Exercise goal ▸ Filter this material down to the lines that hold "Transportation", copying each one.

Saved entries
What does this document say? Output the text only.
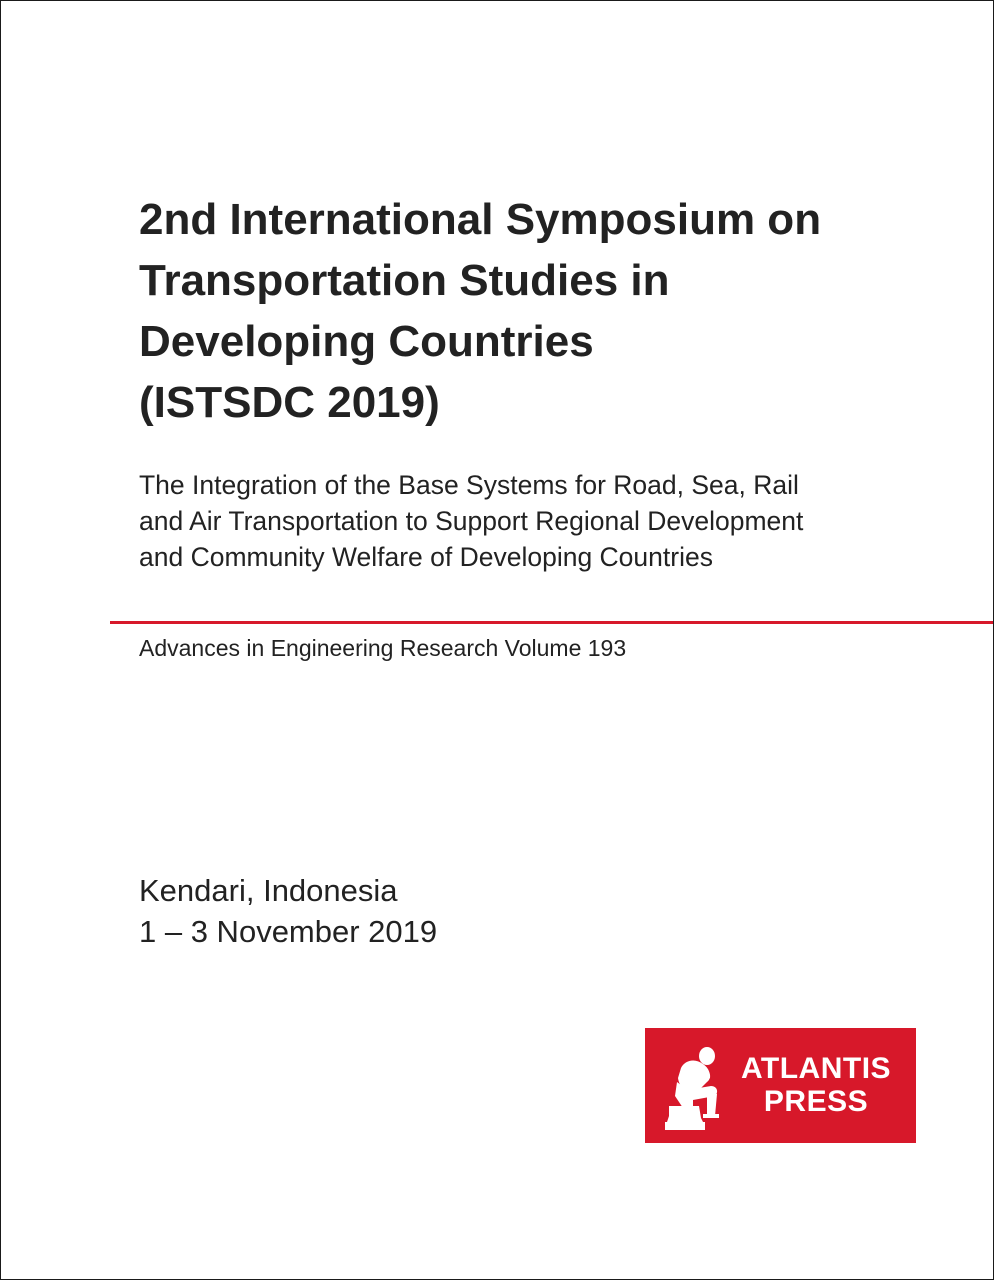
2nd International Symposium on
Transportation Studies in
Developing Countries
(ISTSDC 2019)

The Integration of the Base Systems for Road, Sea, Rail
and Air Transportation to Support Regional Development
and Community Welfare of Developing Countries

Advances in Engineering Research Volume 193

Kendari, Indonesia
1 – 3 November 2019

ATLANTIS
PRESS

Result for this task ▸
Transportation Studies in
and Air Transportation to Support Regional Development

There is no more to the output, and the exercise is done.